WHAT THIS TASK INVOLVES
Select each line where the word "август" appears.

PROVIDED ENTRIES
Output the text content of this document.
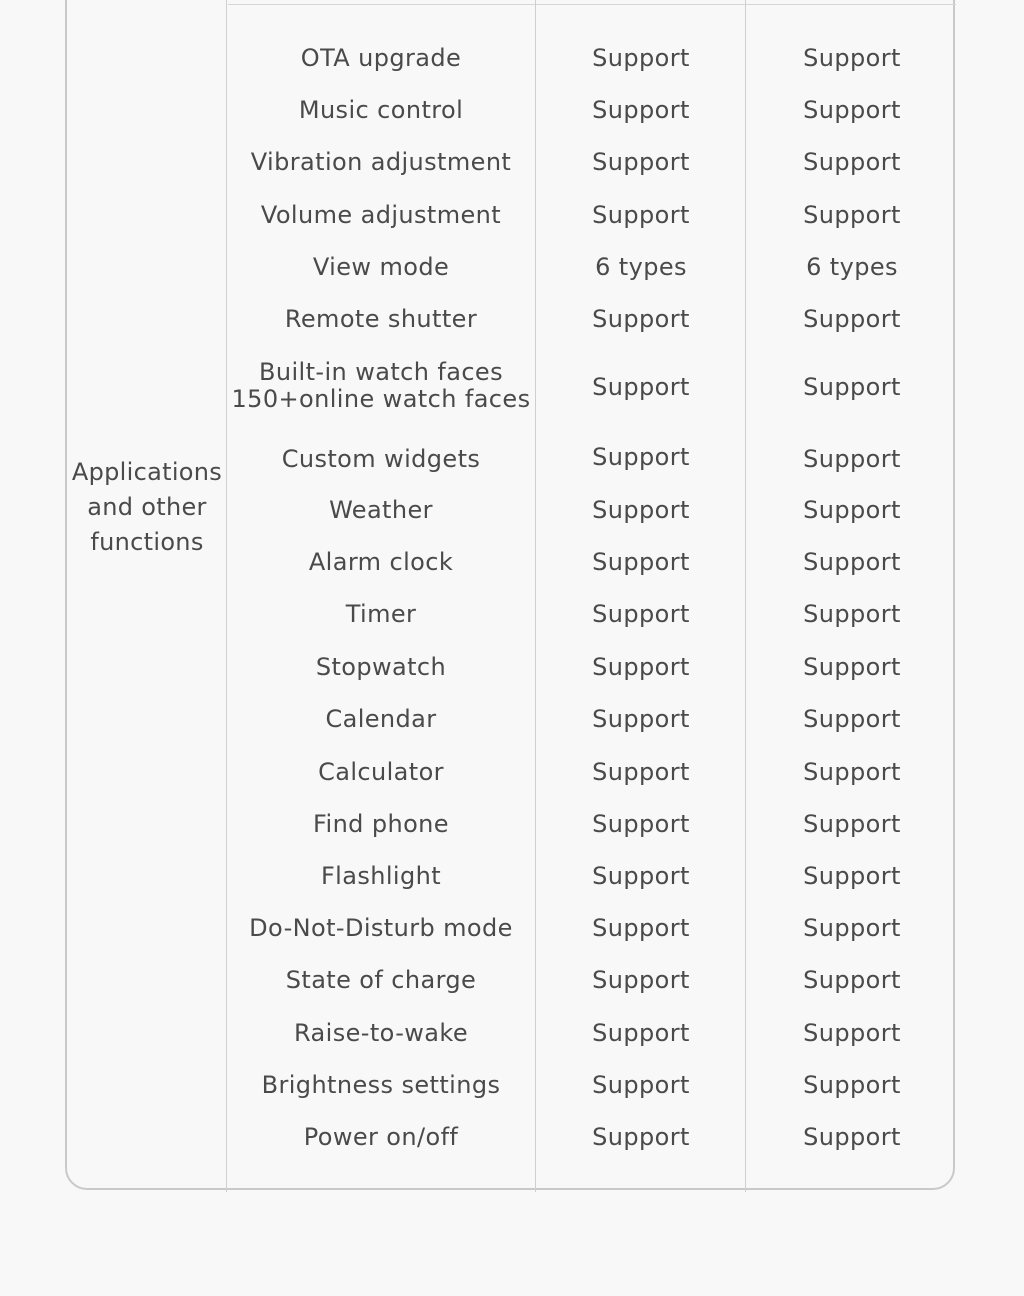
Applications and other functions
OTA upgrade	Support	Support
Music control	Support	Support
Vibration adjustment	Support	Support
Volume adjustment	Support	Support
View mode	6 types	6 types
Remote shutter	Support	Support
Built-in watch faces
150+online watch faces	Support	Support
Custom widgets	Support	Support
Weather	Support	Support
Alarm clock	Support	Support
Timer	Support	Support
Stopwatch	Support	Support
Calendar	Support	Support
Calculator	Support	Support
Find phone	Support	Support
Flashlight	Support	Support
Do-Not-Disturb mode	Support	Support
State of charge	Support	Support
Raise-to-wake	Support	Support
Brightness settings	Support	Support
Power on/off	Support	Support
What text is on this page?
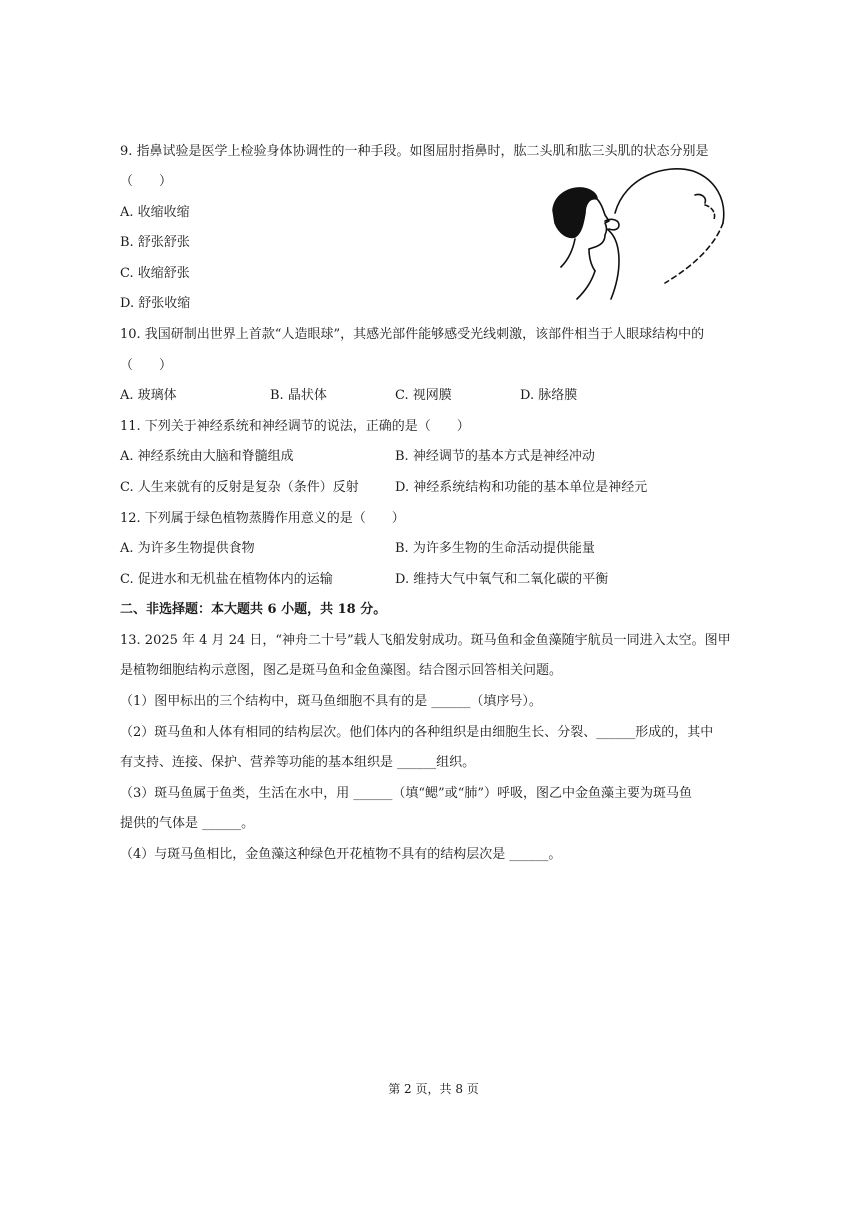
9. 指鼻试验是医学上检验身体协调性的一种手段。如图屈肘指鼻时，肱二头肌和肱三头肌的状态分别是
（　　）
A. 收缩收缩
B. 舒张舒张
C. 收缩舒张
D. 舒张收缩
10. 我国研制出世界上首款“人造眼球”，其感光部件能够感受光线刺激，该部件相当于人眼球结构中的
（　　）
A. 玻璃体	B. 晶状体	C. 视网膜	D. 脉络膜
11. 下列关于神经系统和神经调节的说法，正确的是（　　）
A. 神经系统由大脑和脊髓组成	B. 神经调节的基本方式是神经冲动
C. 人生来就有的反射是复杂（条件）反射	D. 神经系统结构和功能的基本单位是神经元
12. 下列属于绿色植物蒸腾作用意义的是（　　）
A. 为许多生物提供食物	B. 为许多生物的生命活动提供能量
C. 促进水和无机盐在植物体内的运输	D. 维持大气中氧气和二氧化碳的平衡
二、非选择题：本大题共 6 小题，共 18 分。
13. 2025 年 4 月 24 日，“神舟二十号”载人飞船发射成功。斑马鱼和金鱼藻随宇航员一同进入太空。图甲
是植物细胞结构示意图，图乙是斑马鱼和金鱼藻图。结合图示回答相关问题。
（1）图甲标出的三个结构中，斑马鱼细胞不具有的是 ______（填序号）。
（2）斑马鱼和人体有相同的结构层次。他们体内的各种组织是由细胞生长、分裂、______形成的，其中
有支持、连接、保护、营养等功能的基本组织是 ______组织。
（3）斑马鱼属于鱼类，生活在水中，用 ______（填“鳃”或“肺”）呼吸，图乙中金鱼藻主要为斑马鱼
提供的气体是 ______。
（4）与斑马鱼相比，金鱼藻这种绿色开花植物不具有的结构层次是 ______。
第 2 页，共 8 页
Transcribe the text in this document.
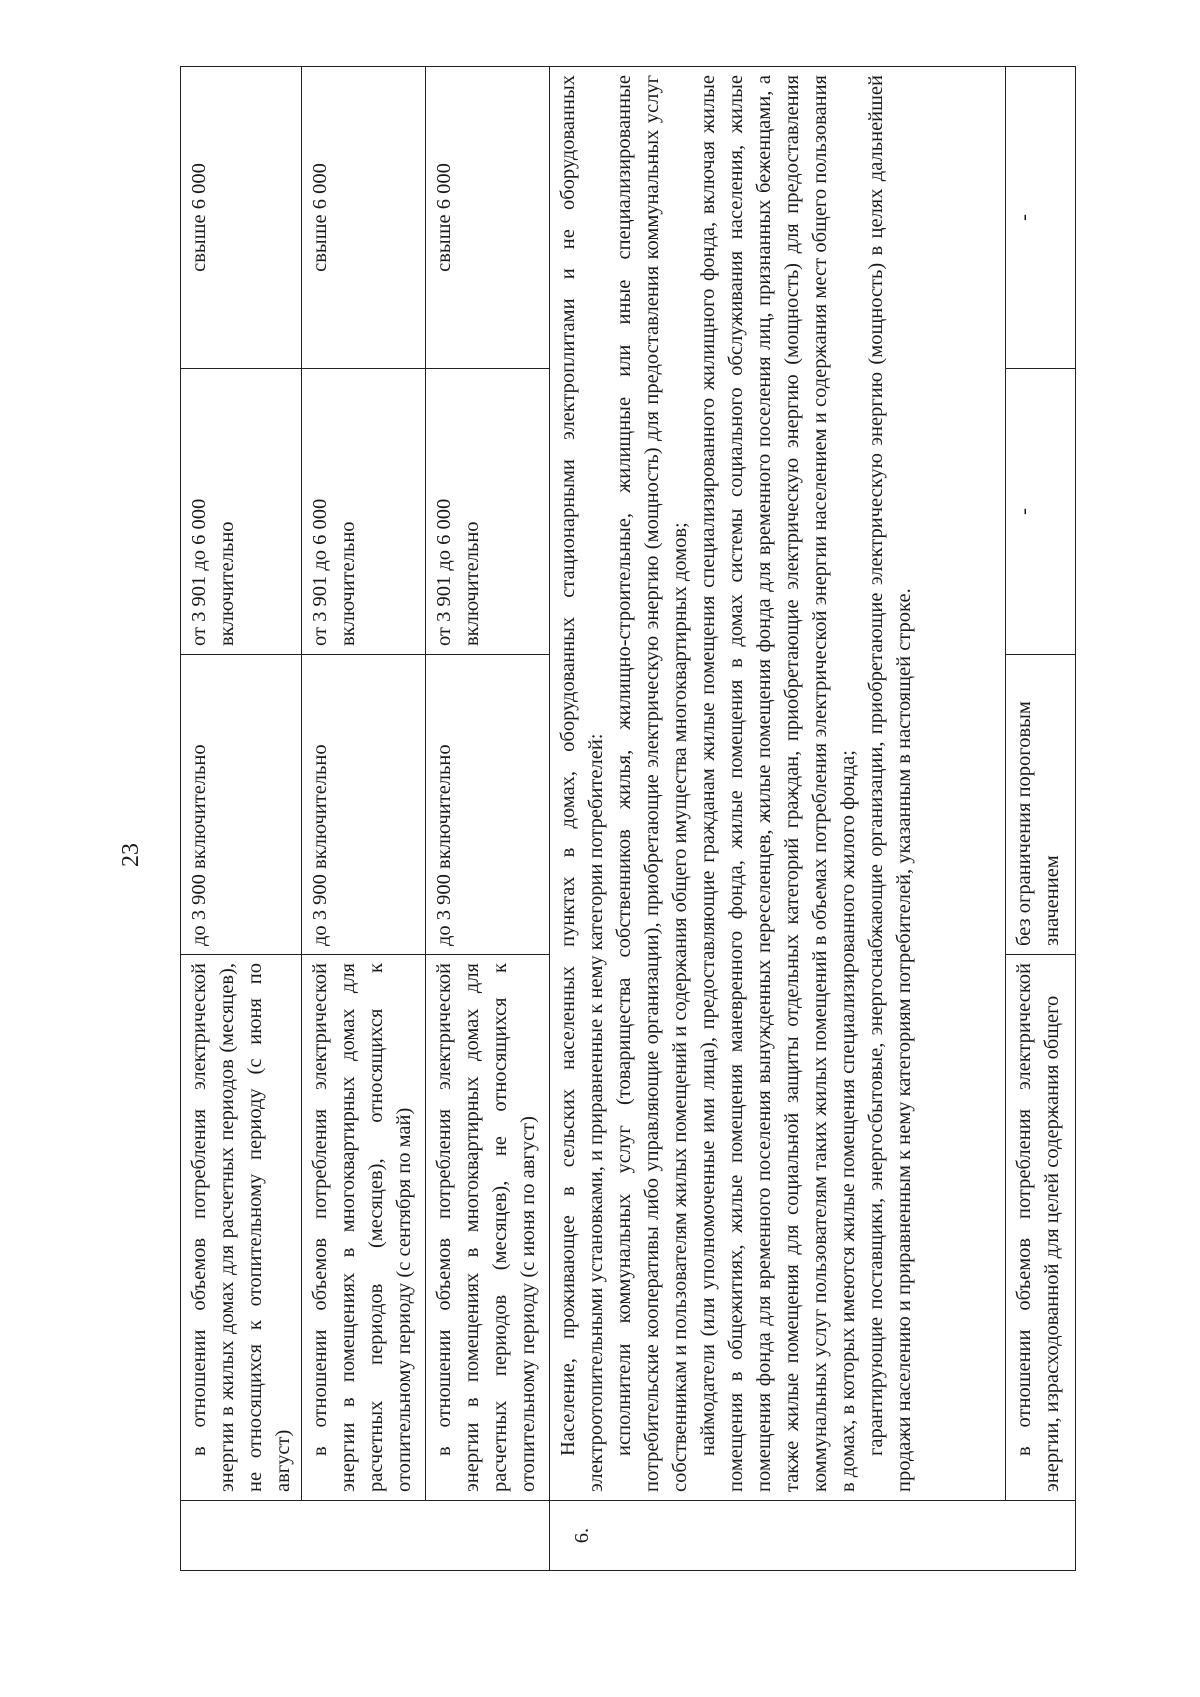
23
	в отношении объемов потребления электрической энергии в жилых домах для расчетных периодов (месяцев), не относящихся к отопительному периоду (с июня по август)	до 3 900 включительно	от 3 901 до 6 000 включительно	свыше 6 000
	в отношении объемов потребления электрической энергии в помещениях в многоквартирных домах для расчетных периодов (месяцев), относящихся к отопительному периоду (с сентября по май)	до 3 900 включительно	от 3 901 до 6 000 включительно	свыше 6 000
	в отношении объемов потребления электрической энергии в помещениях в многоквартирных домах для расчетных периодов (месяцев), не относящихся к отопительному периоду (с июня по август)	до 3 900 включительно	от 3 901 до 6 000 включительно	свыше 6 000
6.	Население, проживающее в сельских населенных пунктах в домах, оборудованных стационарными электроплитами и не оборудованных электроотопительными установками, и приравненные к нему категории потребителей: исполнители коммунальных услуг (товарищества собственников жилья, жилищно-строительные, жилищные или иные специализированные потребительские кооперативы либо управляющие организации), приобретающие электрическую энергию (мощность) для предоставления коммунальных услуг собственникам и пользователям жилых помещений и содержания общего имущества многоквартирных домов; наймодатели (или уполномоченные ими лица), предоставляющие гражданам жилые помещения специализированного жилищного фонда, включая жилые помещения в общежитиях, жилые помещения маневренного фонда, жилые помещения в домах системы социального обслуживания населения, жилые помещения фонда для временного поселения вынужденных переселенцев, жилые помещения фонда для временного поселения лиц, признанных беженцами, а также жилые помещения для социальной защиты отдельных категорий граждан, приобретающие электрическую энергию (мощность) для предоставления коммунальных услуг пользователям таких жилых помещений в объемах потребления электрической энергии населением и содержания мест общего пользования в домах, в которых имеются жилые помещения специализированного жилого фонда; гарантирующие поставщики, энергосбытовые, энергоснабжающие организации, приобретающие электрическую энергию (мощность) в целях дальнейшей продажи населению и приравненным к нему категориям потребителей, указанным в настоящей строке.			

	в отношении объемов потребления электрической энергии, израсходованной для целей содержания общего	без ограничения пороговым значением	-	-
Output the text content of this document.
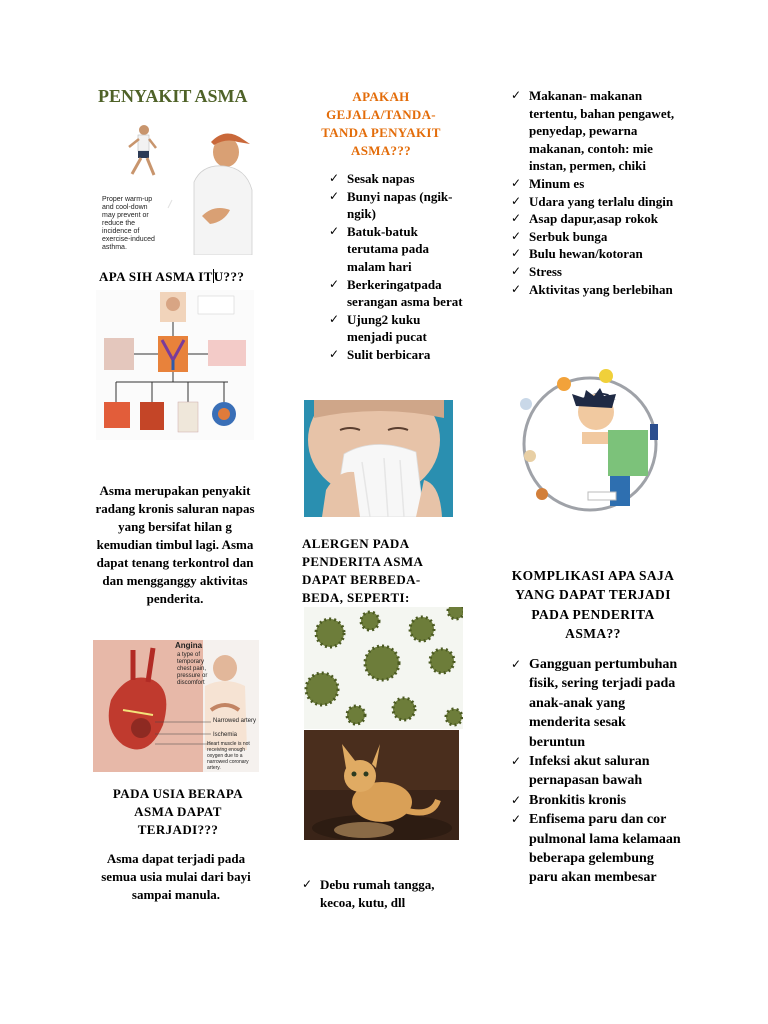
PENYAKIT ASMA
Proper warm-up and cool-down may prevent or reduce the incidence of exercise-induced asthma.
APA SIH ASMA ITU???
Asma merupakan penyakit radang kronis saluran napas yang bersifat hilan g kemudian timbul lagi. Asma dapat tenang terkontrol dan dan mengganggy aktivitas penderita.
Angina
a type of temporary chest pain, pressure or discomfort
Narrowed artery
Ischemia
Heart muscle is not receiving enough oxygen due to a narrowed coronary artery.
PADA USIA BERAPA ASMA DAPAT TERJADI???
Asma dapat terjadi pada semua usia mulai dari bayi sampai manula.
APAKAH GEJALA/TANDA-TANDA PENYAKIT ASMA???
✓ Sesak napas
✓ Bunyi napas (ngik-ngik)
✓ Batuk-batuk terutama pada malam hari
✓ Berkeringatpada serangan asma berat
✓ Ujung2 kuku menjadi pucat
✓ Sulit berbicara
ALERGEN PADA PENDERITA ASMA DAPAT BERBEDA-BEDA, SEPERTI:
✓ Debu rumah tangga, kecoa, kutu, dll
✓ Makanan- makanan tertentu, bahan pengawet, penyedap, pewarna makanan, contoh: mie instan, permen, chiki
✓ Minum es
✓ Udara yang terlalu dingin
✓ Asap dapur,asap rokok
✓ Serbuk bunga
✓ Bulu hewan/kotoran
✓ Stress
✓ Aktivitas yang berlebihan
KOMPLIKASI APA SAJA YANG DAPAT TERJADI PADA PENDERITA ASMA??
✓ Gangguan pertumbuhan fisik, sering terjadi pada anak-anak yang menderita sesak beruntun
✓ Infeksi akut saluran pernapasan bawah
✓ Bronkitis kronis
✓ Enfisema paru dan cor pulmonal lama kelamaan beberapa gelembung paru akan membesar
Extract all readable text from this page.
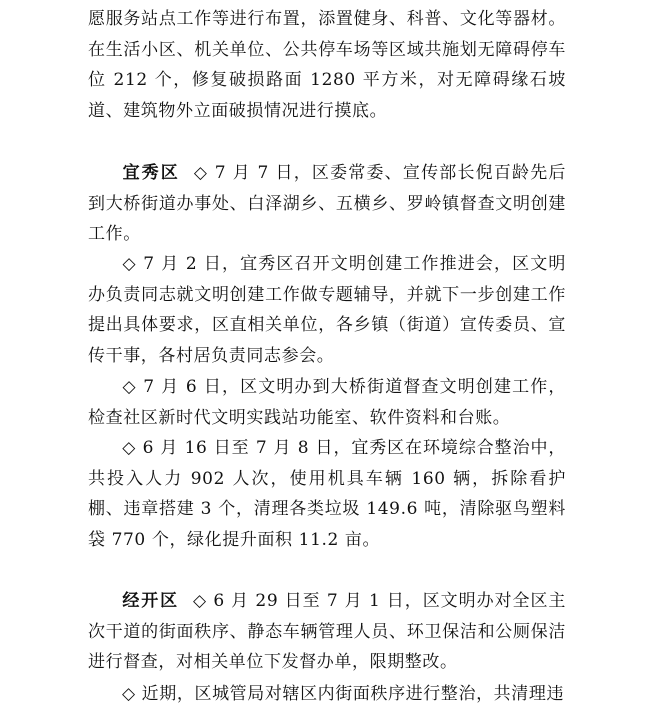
愿服务站点工作等进行布置，添置健身、科普、文化等器材。在生活小区、机关单位、公共停车场等区域共施划无障碍停车位 212 个，修复破损路面 1280 平方米，对无障碍缘石坡道、建筑物外立面破损情况进行摸底。
宜秀区 ◇ 7 月 7 日，区委常委、宣传部长倪百龄先后到大桥街道办事处、白泽湖乡、五横乡、罗岭镇督查文明创建工作。
◇ 7 月 2 日，宜秀区召开文明创建工作推进会，区文明办负责同志就文明创建工作做专题辅导，并就下一步创建工作提出具体要求，区直相关单位，各乡镇（街道）宣传委员、宣传干事，各村居负责同志参会。
◇ 7 月 6 日，区文明办到大桥街道督查文明创建工作，检查社区新时代文明实践站功能室、软件资料和台账。
◇ 6 月 16 日至 7 月 8 日，宜秀区在环境综合整治中，共投入人力 902 人次，使用机具车辆 160 辆，拆除看护棚、违章搭建 3 个，清理各类垃圾 149.6 吨，清除驱鸟塑料袋 770 个，绿化提升面积 11.2 亩。
经开区 ◇ 6 月 29 日至 7 月 1 日，区文明办对全区主次干道的街面秩序、静态车辆管理人员、环卫保洁和公厕保洁进行督查，对相关单位下发督办单，限期整改。
◇ 近期，区城管局对辖区内街面秩序进行整治，共清理违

ANSWER TO THIS PROBLEM
	в отношении объемов потребления электрической энергии в жилых домах для расчетных периодов (месяцев), не относящихся к отопительному периоду (с июня по август)	до 3 900 включительно	от 3 901 до 6 000 включительно	свыше 6 000
	в отношении объемов потребления электрической энергии в помещениях в многоквартирных домах для расчетных периодов (месяцев), не относящихся к отопительному периоду (с июня по август)	до 3 900 включительно	от 3 901 до 6 000 включительно	свыше 6 000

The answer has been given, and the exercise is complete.